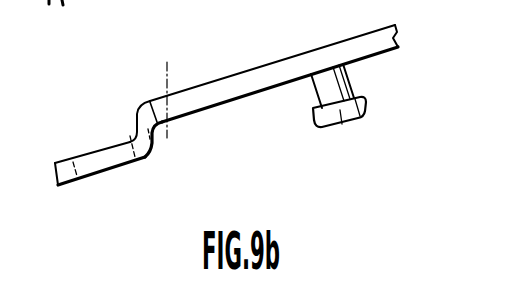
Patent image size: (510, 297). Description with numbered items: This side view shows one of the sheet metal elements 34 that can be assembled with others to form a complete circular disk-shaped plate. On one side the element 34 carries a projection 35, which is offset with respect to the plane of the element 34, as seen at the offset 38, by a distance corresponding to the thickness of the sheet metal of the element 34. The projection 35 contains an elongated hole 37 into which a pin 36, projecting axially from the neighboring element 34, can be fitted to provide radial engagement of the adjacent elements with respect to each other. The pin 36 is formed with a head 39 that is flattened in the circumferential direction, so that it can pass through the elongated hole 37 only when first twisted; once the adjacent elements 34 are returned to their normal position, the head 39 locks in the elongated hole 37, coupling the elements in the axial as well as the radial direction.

The element 34 is at (225, 103).
The projection 35 is at (63, 183).
The pin 36 is at (322, 84).
The elongated hole 37 is at (107, 171).
The offset 38 is at (152, 145).
The head 39 is at (338, 126).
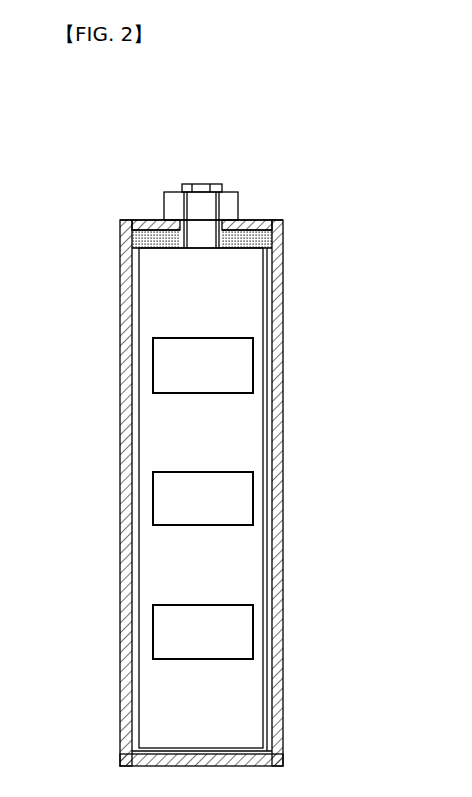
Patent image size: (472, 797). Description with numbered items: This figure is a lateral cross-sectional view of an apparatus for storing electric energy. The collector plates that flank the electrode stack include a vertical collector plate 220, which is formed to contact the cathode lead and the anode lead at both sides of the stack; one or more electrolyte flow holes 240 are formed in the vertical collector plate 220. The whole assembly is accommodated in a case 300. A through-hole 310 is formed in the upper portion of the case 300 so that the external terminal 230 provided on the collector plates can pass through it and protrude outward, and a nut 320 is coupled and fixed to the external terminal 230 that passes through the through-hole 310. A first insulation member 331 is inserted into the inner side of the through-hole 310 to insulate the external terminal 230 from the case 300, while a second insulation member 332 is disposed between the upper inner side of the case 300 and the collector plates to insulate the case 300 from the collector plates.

The vertical collector plate 220 is at (253, 285).
The electrolyte flow hole 240 is at (243, 366).
The case 300 is at (205, 186).
The through-hole 310 is at (195, 232).
The external terminal 230 is at (221, 184).
The nut 320 is at (229, 205).
The first insulation member 331 is at (282, 223).
The second insulation member 332 is at (140, 243).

- _Given request_:
Write out the lines above again, swapping "Patent image size" for "Drawing size" and changing nothing else. Leave the pictures out.

- _Correct answer_:
Drawing size: (510, 297). Description with numbered items: This side view shows one of the sheet metal elements 34 that can be assembled with others to form a complete circular disk-shaped plate. On one side the element 34 carries a projection 35, which is offset with respect to the plane of the element 34, as seen at the offset 38, by a distance corresponding to the thickness of the sheet metal of the element 34. The projection 35 contains an elongated hole 37 into which a pin 36, projecting axially from the neighboring element 34, can be fitted to provide radial engagement of the adjacent elements with respect to each other. The pin 36 is formed with a head 39 that is flattened in the circumferential direction, so that it can pass through the elongated hole 37 only when first twisted; once the adjacent elements 34 are returned to their normal position, the head 39 locks in the elongated hole 37, coupling the elements in the axial as well as the radial direction.

The element 34 is at (225, 103).
The projection 35 is at (63, 183).
The pin 36 is at (322, 84).
The elongated hole 37 is at (107, 171).
The offset 38 is at (152, 145).
The head 39 is at (338, 126).
Drawing size: (472, 797). Description with numbered items: This figure is a lateral cross-sectional view of an apparatus for storing electric energy. The collector plates that flank the electrode stack include a vertical collector plate 220, which is formed to contact the cathode lead and the anode lead at both sides of the stack; one or more electrolyte flow holes 240 are formed in the vertical collector plate 220. The whole assembly is accommodated in a case 300. A through-hole 310 is formed in the upper portion of the case 300 so that the external terminal 230 provided on the collector plates can pass through it and protrude outward, and a nut 320 is coupled and fixed to the external terminal 230 that passes through the through-hole 310. A first insulation member 331 is inserted into the inner side of the through-hole 310 to insulate the external terminal 230 from the case 300, while a second insulation member 332 is disposed between the upper inner side of the case 300 and the collector plates to insulate the case 300 from the collector plates.

The vertical collector plate 220 is at (253, 285).
The electrolyte flow hole 240 is at (243, 366).
The case 300 is at (205, 186).
The through-hole 310 is at (195, 232).
The external terminal 230 is at (221, 184).
The nut 320 is at (229, 205).
The first insulation member 331 is at (282, 223).
The second insulation member 332 is at (140, 243).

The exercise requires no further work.